** begin Supplied data **

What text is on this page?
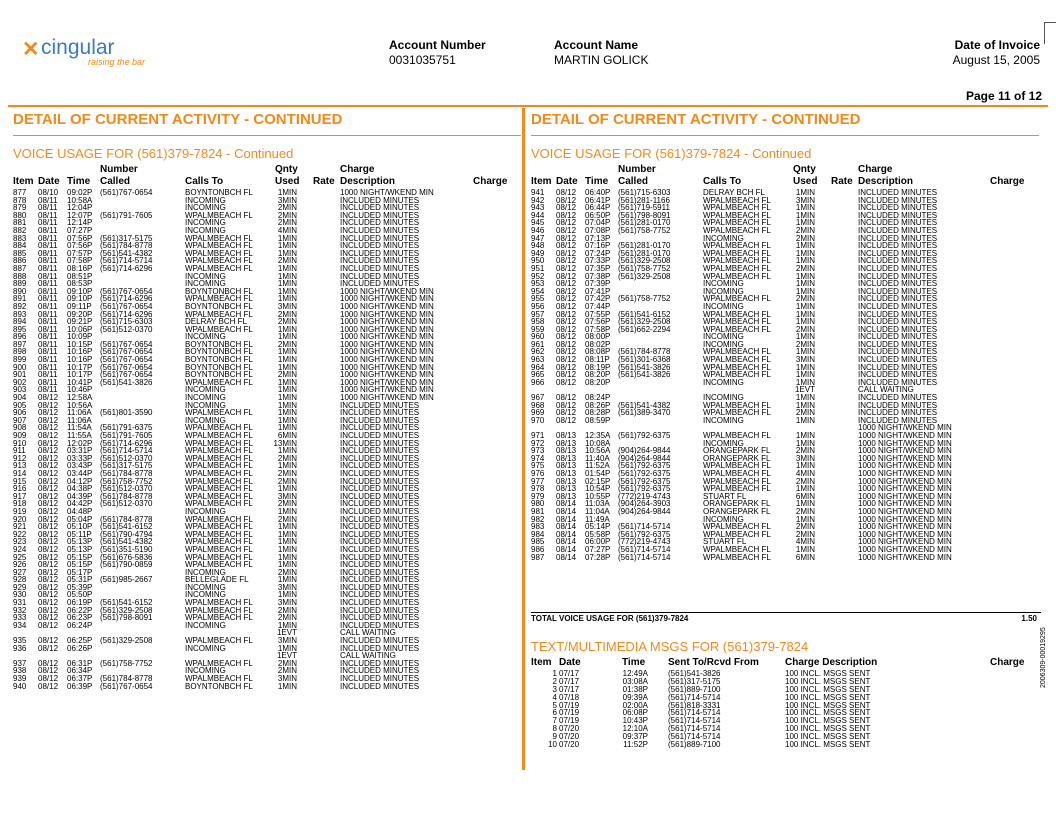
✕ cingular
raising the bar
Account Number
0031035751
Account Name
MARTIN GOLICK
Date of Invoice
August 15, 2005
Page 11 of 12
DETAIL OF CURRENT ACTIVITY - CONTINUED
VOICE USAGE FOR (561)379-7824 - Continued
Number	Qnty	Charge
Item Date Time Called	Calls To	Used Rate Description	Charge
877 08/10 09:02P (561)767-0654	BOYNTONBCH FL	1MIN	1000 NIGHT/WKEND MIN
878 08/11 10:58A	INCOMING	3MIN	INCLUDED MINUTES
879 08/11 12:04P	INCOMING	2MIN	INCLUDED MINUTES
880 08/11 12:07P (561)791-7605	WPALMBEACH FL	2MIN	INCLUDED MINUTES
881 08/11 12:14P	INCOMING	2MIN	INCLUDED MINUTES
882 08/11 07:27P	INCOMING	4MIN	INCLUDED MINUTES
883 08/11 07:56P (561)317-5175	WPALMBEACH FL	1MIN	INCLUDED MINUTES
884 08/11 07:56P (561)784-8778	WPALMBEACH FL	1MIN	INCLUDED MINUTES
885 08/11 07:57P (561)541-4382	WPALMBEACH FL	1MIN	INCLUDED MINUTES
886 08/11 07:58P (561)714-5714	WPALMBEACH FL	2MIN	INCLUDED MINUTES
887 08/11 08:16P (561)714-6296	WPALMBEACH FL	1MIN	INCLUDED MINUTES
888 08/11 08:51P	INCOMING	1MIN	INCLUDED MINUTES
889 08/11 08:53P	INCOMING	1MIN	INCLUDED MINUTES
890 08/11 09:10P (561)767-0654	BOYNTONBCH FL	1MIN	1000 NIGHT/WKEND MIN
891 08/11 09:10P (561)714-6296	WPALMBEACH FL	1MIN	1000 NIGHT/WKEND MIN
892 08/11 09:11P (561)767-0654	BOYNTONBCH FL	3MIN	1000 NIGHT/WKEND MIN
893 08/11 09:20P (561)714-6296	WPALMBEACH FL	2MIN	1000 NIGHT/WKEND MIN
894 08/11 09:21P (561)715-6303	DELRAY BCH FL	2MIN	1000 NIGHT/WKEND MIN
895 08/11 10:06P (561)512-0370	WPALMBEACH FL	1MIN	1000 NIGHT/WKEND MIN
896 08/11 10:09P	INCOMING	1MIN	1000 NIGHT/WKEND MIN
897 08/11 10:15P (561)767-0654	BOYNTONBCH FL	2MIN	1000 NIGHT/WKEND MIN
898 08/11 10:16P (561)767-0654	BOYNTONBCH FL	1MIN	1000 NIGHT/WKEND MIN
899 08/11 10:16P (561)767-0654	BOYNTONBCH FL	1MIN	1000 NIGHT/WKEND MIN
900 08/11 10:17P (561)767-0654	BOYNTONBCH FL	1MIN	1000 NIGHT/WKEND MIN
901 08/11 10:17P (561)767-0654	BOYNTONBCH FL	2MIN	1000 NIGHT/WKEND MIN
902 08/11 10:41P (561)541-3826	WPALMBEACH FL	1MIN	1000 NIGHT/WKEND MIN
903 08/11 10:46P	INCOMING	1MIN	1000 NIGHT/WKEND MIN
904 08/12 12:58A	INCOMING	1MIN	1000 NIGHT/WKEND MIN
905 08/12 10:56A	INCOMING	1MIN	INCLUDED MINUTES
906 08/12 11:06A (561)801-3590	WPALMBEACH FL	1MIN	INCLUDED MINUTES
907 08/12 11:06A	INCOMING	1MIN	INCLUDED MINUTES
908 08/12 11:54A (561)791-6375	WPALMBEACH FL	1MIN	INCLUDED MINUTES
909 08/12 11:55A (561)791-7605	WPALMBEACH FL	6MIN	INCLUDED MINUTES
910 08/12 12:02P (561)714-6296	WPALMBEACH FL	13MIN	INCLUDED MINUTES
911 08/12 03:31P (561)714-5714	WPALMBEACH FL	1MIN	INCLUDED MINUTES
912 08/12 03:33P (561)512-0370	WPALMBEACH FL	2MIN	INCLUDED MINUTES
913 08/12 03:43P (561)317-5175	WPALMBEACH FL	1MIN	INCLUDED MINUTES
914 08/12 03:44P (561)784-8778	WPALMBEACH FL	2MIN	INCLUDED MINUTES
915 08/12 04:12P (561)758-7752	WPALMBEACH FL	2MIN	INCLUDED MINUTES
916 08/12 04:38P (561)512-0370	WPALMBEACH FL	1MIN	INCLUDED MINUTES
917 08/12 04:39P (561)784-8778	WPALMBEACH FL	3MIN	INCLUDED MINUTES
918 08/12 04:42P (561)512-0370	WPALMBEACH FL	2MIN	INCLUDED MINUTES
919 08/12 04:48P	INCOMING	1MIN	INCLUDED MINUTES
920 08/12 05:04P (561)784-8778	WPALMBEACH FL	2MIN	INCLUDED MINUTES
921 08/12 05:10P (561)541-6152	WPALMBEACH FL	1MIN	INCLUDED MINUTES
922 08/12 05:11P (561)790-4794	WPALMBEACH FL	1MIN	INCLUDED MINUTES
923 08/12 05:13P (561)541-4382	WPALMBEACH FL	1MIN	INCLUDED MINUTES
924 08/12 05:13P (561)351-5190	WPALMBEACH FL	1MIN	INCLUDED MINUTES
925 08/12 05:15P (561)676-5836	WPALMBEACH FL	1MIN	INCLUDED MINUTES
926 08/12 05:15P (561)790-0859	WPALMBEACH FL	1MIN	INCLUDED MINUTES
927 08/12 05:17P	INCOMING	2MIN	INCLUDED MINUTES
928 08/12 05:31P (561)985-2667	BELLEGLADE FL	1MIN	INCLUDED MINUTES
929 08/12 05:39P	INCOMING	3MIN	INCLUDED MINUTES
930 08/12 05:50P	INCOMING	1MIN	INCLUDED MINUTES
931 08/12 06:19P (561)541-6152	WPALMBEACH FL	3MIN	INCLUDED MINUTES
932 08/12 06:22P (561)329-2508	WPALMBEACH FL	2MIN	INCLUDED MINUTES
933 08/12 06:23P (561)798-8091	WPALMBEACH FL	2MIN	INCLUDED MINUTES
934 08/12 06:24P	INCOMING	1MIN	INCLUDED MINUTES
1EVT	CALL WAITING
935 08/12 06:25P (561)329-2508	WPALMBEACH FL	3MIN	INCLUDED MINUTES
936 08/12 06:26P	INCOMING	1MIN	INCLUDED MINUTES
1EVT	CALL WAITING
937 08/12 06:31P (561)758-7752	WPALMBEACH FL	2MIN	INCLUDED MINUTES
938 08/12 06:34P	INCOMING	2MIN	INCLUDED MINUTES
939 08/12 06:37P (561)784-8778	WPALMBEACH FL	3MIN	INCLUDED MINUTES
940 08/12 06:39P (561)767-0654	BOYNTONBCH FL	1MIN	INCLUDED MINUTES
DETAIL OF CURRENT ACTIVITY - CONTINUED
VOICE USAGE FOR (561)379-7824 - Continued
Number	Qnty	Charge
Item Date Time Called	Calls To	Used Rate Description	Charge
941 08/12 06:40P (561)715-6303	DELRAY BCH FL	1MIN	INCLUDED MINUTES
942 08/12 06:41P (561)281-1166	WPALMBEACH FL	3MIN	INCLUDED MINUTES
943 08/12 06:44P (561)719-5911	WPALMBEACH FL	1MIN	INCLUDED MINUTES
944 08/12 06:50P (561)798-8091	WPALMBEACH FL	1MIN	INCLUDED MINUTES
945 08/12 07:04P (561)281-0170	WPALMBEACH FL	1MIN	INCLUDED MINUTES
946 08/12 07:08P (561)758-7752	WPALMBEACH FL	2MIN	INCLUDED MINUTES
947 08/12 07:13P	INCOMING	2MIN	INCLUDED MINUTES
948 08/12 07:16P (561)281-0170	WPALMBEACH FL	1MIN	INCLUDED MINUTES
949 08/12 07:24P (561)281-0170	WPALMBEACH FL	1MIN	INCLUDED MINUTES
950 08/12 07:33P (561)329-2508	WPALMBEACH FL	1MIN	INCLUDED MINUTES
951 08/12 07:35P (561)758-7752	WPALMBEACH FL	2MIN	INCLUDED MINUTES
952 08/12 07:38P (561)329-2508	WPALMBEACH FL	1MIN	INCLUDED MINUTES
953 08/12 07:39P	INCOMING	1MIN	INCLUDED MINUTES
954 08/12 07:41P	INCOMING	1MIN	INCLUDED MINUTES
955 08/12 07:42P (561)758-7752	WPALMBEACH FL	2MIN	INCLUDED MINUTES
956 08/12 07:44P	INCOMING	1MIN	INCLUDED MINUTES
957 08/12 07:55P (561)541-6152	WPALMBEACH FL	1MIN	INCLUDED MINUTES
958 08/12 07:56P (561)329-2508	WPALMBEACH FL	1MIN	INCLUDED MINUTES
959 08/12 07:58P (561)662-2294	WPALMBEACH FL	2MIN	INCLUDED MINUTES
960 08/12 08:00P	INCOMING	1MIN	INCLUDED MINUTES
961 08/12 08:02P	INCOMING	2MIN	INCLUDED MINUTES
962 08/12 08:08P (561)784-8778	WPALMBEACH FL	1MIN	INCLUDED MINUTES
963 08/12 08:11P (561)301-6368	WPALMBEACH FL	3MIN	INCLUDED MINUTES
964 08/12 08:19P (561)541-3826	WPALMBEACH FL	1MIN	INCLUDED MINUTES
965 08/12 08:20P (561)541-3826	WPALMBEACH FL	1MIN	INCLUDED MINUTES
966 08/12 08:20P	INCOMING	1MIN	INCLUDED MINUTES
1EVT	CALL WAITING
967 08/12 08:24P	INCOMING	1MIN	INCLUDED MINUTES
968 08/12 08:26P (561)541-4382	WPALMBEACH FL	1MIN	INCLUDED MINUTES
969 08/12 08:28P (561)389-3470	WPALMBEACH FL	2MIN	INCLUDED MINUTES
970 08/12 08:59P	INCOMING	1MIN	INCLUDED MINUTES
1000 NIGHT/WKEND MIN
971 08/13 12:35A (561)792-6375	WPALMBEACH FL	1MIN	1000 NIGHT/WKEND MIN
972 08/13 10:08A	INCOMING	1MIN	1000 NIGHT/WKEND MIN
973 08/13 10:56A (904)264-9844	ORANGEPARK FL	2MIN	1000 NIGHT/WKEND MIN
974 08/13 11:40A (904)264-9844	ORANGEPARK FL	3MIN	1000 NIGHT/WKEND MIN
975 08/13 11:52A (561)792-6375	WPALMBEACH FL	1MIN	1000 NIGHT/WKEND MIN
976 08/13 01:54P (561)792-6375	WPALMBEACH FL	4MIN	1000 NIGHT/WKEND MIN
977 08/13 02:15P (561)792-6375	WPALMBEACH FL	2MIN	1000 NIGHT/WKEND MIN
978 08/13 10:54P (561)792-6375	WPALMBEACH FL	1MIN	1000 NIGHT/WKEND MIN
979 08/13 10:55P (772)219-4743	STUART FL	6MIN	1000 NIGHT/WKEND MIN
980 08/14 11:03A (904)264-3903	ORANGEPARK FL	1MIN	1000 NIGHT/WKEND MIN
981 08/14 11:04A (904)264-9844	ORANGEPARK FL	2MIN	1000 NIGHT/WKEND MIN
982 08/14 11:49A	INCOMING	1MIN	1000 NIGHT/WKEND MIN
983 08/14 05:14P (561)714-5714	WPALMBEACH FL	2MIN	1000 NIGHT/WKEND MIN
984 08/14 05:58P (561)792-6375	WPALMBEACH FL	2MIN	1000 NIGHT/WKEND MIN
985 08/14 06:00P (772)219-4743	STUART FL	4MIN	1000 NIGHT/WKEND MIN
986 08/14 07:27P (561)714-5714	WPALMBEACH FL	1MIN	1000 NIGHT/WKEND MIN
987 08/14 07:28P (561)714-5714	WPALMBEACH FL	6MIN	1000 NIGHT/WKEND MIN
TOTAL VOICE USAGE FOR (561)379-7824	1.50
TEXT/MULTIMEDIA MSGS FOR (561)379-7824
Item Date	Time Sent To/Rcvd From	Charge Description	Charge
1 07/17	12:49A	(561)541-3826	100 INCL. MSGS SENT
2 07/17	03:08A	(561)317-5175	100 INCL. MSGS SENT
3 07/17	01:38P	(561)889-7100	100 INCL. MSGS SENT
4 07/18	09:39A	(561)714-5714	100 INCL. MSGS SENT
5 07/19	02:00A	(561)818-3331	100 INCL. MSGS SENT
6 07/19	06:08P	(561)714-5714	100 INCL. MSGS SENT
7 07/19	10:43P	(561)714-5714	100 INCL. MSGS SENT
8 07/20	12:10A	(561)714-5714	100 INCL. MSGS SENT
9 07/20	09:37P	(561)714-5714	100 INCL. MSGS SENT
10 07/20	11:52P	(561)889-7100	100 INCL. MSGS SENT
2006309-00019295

** end Supplied data **

→ To do
Copy every line from the entries that contains the word "Date".

→ Solved exercise
Date of Invoice
Item Date Time Called	Calls To	Used Rate Description	Charge
Item Date Time Called	Calls To	Used Rate Description	Charge
Item Date	Time Sent To/Rcvd From	Charge Description	Charge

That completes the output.